## Start Entries shown

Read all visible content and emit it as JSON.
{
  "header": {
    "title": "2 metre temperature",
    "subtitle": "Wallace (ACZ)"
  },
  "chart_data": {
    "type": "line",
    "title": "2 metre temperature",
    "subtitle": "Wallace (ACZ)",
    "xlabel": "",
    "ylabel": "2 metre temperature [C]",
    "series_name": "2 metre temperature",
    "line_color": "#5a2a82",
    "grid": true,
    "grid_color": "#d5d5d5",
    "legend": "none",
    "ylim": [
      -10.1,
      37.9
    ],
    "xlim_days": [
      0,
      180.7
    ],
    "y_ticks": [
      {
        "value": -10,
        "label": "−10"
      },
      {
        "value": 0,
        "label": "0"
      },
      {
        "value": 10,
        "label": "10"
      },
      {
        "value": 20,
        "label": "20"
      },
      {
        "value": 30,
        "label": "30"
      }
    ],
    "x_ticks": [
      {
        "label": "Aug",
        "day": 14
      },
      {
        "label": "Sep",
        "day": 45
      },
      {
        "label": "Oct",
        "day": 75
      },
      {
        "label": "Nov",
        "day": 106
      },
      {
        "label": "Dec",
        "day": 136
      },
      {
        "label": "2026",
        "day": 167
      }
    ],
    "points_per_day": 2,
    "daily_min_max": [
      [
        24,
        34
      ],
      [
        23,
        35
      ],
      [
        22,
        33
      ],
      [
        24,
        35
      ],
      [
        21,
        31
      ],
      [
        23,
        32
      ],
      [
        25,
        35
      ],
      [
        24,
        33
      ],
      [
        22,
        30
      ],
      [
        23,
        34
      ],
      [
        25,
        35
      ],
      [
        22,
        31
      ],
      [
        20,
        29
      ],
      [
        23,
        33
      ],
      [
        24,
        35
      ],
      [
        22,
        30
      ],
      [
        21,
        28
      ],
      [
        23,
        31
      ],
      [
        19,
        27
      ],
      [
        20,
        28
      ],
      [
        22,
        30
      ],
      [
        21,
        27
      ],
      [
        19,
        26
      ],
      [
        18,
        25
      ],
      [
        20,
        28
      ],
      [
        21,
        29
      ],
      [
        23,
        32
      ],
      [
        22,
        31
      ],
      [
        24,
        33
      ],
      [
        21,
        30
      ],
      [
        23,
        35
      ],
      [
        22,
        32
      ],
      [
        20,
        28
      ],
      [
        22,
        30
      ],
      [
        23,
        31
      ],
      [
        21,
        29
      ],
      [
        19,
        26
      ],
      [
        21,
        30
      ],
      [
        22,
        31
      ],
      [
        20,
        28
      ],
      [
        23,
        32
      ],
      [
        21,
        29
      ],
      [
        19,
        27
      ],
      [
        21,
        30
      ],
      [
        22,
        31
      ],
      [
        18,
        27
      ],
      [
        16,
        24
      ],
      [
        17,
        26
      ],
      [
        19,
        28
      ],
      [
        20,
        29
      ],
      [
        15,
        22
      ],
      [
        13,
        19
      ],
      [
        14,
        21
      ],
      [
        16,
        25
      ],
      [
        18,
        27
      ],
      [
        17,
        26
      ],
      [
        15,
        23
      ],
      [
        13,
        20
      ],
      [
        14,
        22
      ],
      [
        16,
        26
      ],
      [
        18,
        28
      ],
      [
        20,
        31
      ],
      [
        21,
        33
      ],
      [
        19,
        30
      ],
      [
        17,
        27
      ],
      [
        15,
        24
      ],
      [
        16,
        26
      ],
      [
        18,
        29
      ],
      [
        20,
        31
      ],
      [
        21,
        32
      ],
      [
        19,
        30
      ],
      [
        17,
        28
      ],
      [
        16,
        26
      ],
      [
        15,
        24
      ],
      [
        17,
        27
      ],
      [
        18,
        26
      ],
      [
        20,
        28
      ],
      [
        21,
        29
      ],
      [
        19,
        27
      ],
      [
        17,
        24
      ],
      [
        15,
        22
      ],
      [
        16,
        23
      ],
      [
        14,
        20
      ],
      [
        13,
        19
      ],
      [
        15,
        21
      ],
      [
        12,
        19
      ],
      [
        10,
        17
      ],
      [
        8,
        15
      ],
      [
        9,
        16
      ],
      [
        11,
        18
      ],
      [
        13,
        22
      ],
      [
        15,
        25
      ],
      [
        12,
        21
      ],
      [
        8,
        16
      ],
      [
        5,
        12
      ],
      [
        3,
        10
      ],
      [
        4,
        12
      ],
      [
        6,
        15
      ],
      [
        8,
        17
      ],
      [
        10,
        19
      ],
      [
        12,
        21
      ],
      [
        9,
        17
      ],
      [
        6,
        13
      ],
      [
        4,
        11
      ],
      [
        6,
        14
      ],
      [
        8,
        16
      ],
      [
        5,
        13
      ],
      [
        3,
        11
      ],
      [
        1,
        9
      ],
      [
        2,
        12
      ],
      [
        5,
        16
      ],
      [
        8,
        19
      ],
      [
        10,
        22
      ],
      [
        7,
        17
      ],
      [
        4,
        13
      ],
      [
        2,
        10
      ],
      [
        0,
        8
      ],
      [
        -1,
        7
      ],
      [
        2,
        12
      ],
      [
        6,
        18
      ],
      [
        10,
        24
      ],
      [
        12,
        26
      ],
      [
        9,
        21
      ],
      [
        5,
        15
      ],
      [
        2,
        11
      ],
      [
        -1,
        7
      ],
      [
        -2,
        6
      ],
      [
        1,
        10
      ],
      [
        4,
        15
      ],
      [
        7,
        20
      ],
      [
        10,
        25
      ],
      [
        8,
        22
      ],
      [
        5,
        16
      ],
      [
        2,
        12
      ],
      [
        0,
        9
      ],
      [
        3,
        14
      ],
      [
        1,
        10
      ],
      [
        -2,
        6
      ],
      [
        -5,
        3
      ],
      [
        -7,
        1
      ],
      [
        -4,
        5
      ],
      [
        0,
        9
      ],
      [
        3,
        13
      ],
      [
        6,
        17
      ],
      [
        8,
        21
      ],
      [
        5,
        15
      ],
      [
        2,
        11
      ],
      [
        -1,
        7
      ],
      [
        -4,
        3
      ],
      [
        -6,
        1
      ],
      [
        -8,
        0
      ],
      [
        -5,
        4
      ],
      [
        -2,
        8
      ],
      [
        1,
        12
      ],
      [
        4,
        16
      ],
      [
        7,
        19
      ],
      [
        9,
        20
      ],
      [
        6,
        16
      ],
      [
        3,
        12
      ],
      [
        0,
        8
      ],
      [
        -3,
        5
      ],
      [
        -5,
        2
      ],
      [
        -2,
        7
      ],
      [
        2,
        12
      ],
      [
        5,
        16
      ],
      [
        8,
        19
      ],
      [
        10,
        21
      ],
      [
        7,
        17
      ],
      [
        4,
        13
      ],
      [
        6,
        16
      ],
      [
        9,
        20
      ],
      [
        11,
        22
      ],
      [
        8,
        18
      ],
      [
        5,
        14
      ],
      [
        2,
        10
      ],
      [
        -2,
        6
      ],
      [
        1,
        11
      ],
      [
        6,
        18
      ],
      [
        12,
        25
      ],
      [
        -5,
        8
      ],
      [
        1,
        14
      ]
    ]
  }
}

## End Entries shown

Work instructions
Scan the material above for the string "metre" and return the lines that hold it.

Reply to the exercise
    "title": "2 metre temperature",
    "title": "2 metre temperature",
    "ylabel": "2 metre temperature [C]",
    "series_name": "2 metre temperature",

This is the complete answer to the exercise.